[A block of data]
* * * * * * *

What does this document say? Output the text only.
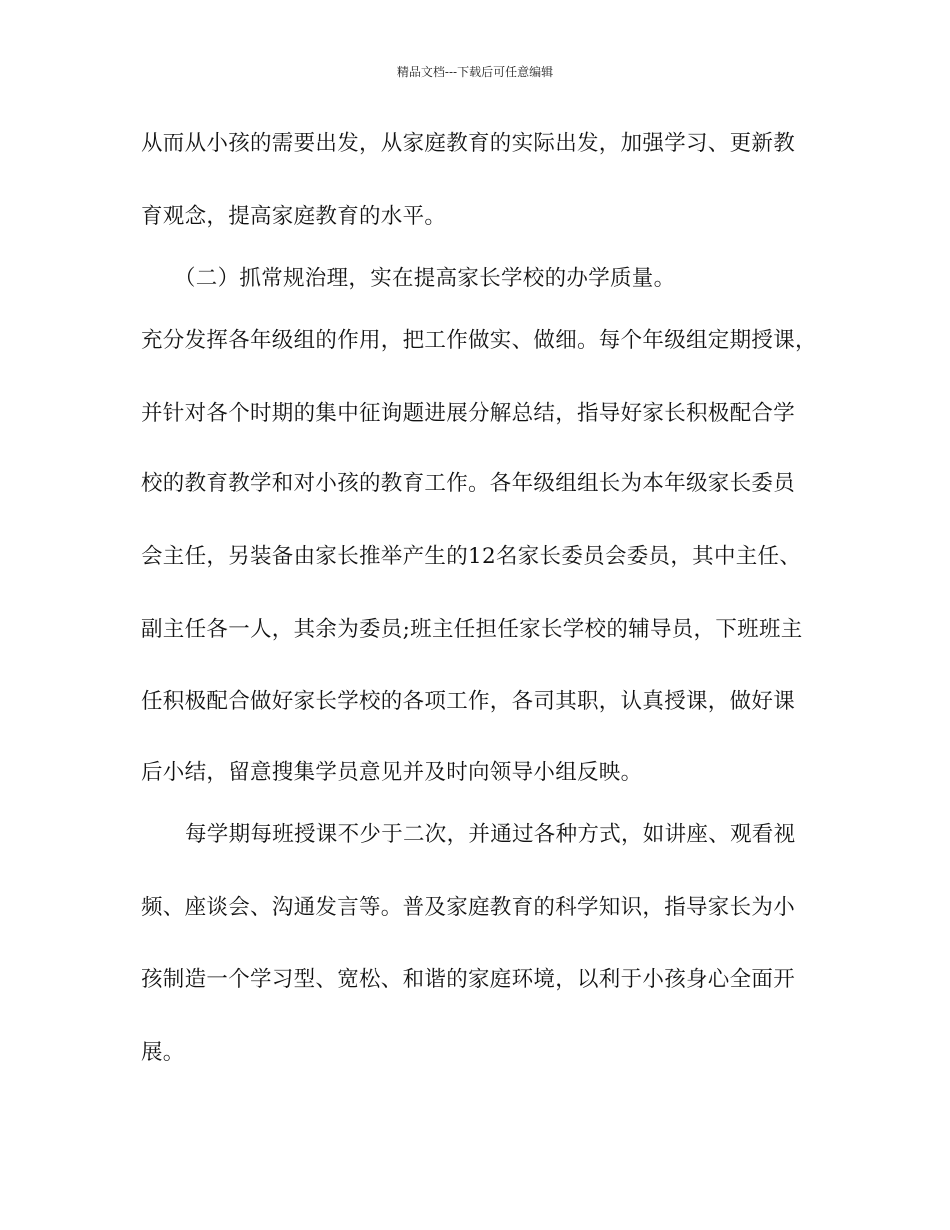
精品文档---下载后可任意编辑
从而从小孩的需要出发，从家庭教育的实际出发，加强学习、更新教
育观念，提高家庭教育的水平。
（二）抓常规治理，实在提高家长学校的办学质量。
充分发挥各年级组的作用，把工作做实、做细。每个年级组定期授课，
并针对各个时期的集中征询题进展分解总结，指导好家长积极配合学
校的教育教学和对小孩的教育工作。各年级组组长为本年级家长委员
会主任，另装备由家长推举产生的12名家长委员会委员，其中主任、
副主任各一人，其余为委员;班主任担任家长学校的辅导员，下班班主
任积极配合做好家长学校的各项工作，各司其职，认真授课，做好课
后小结，留意搜集学员意见并及时向领导小组反映。
每学期每班授课不少于二次，并通过各种方式，如讲座、观看视
频、座谈会、沟通发言等。普及家庭教育的科学知识，指导家长为小
孩制造一个学习型、宽松、和谐的家庭环境，以利于小孩身心全面开
展。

* * * * * * *

* PROBLEM TO WORK ON: Set down every entry word for word, but omit the pictures.

* RESPONSE TO THIS EXERCISE:
What does this document say? Output the text only.
精品文档---下载后可任意编辑
从而从小孩的需要出发，从家庭教育的实际出发，加强学习、更新教
育观念，提高家庭教育的水平。
（二）抓常规治理，实在提高家长学校的办学质量。
充分发挥各年级组的作用，把工作做实、做细。每个年级组定期授课，
并针对各个时期的集中征询题进展分解总结，指导好家长积极配合学
校的教育教学和对小孩的教育工作。各年级组组长为本年级家长委员
会主任，另装备由家长推举产生的12名家长委员会委员，其中主任、
副主任各一人，其余为委员;班主任担任家长学校的辅导员，下班班主
任积极配合做好家长学校的各项工作，各司其职，认真授课，做好课
后小结，留意搜集学员意见并及时向领导小组反映。
每学期每班授课不少于二次，并通过各种方式，如讲座、观看视
频、座谈会、沟通发言等。普及家庭教育的科学知识，指导家长为小
孩制造一个学习型、宽松、和谐的家庭环境，以利于小孩身心全面开
展。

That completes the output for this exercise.